### TASK REQUIREMENTS
1 > From the SCTP patch thread, extract everything from "From: Matija Glavinic" down to "for 4 days.".
2 > Write what comes next in the SCTP patch thread, picking up after its last line.
::: SUPPLIED TEXT
From: Matija Glavinic Pecotic <matija.glavinic-pecotic.ext@nsn.com>
Date: Fri, 17 Jan 2014 08:01:24 +0100

> Implementation of (a)rwnd calculation might lead to severe performance issues
> and associations completely stalling. These problems are described and solution
> is proposed which improves lksctp's robustness in congestion state.

It would be fantastic if an SCTP expert would review this patch, it's
been rotting in patchwork for 4 days.

Thanks.

^ permalink raw reply	[flat|nested] 13+ messages in thread

* Re: [PATCH] net: sctp: Fix a_rwnd/rwnd management to reflect real state of the receiver's buffer
  2014-01-21 22:36 ` David Miller
@ 2014-01-22  0:08   ` Vlad Yasevich
  0 siblings, 0 replies; 13+ messages in thread
From: Vlad Yasevich @ 2014-01-22  0:08 UTC (permalink / raw)
::::::
::: RECORDED DATA
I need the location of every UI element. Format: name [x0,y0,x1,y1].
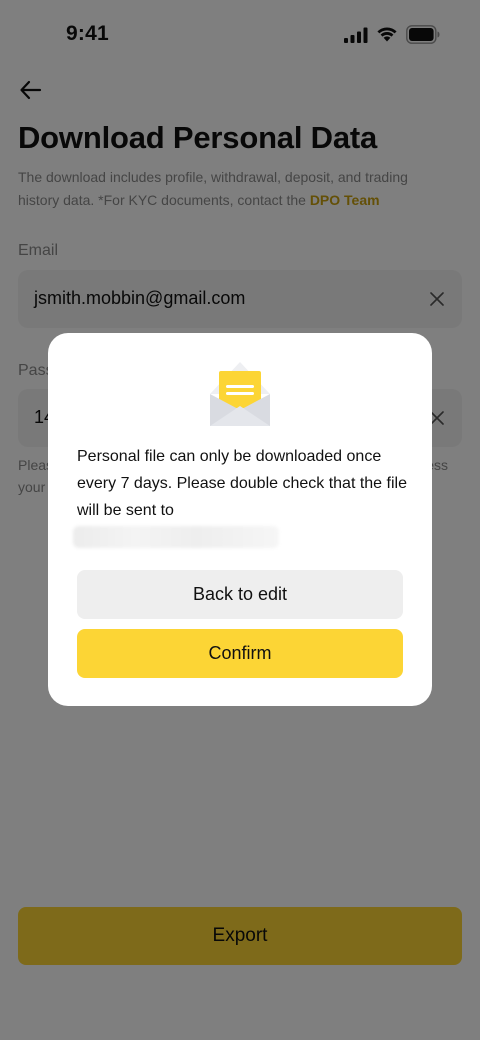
::::::
### ANSWERS TO THE EXERCISE
1 >
From: Matija Glavinic Pecotic <matija.glavinic-pecotic.ext@nsn.com>
Date: Fri, 17 Jan 2014 08:01:24 +0100

> Implementation of (a)rwnd calculation might lead to severe performance issues
> and associations completely stalling. These problems are described and solution
> is proposed which improves lksctp's robustness in congestion state.

It would be fantastic if an SCTP expert would review this patch, it's
been rotting in patchwork for 4 days.

2 >
  To: David Miller, matija.glavinic-pecotic.ext
  Cc: linux-sctp, alexander.sverdlin, netdev

On 01/21/2014 05:36 PM, David Miller wrote:
> From: Matija Glavinic Pecotic <matija.glavinic-pecotic.ext@nsn.com>
> Date: Fri, 17 Jan 2014 08:01:24 +0100
> 
>> Implementation of (a)rwnd calculation might lead to severe performance issues
>> and associations completely stalling. These problems are described and solution
>> is proposed which improves lksctp's robustness in congestion state.
> 
> It would be fantastic if an SCTP expert would review this patch, it's
> been rotting in patchwork for 4 days.
> 

Apologies.  It's been on my to do list.

-vlad


^ permalink raw reply	[flat|nested] 13+ messages in thread

* Re: [PATCH] net: sctp: Fix a_rwnd/rwnd management to reflect real state of the receiver's buffer
  2014-01-17  7:01 [PATCH] net: sctp: Fix a_rwnd/rwnd management to reflect real state of the receiver's buffer Matija Glavinic Pecotic
  2014-01-21 22:36 ` David Miller
@ 2014-01-22  2:12 ` Vlad Yasevich
  2014-01-22 19:21   ` Matija Glavinic Pecotic
  2014-01-22 12:30 ` Neil Horman
                   ` (2 subsequent siblings)
  4 siblings, 1 reply; 13+ messages in thread
From: Vlad Yasevich @ 2014-01-22  2:12 UTC (permalink / raw)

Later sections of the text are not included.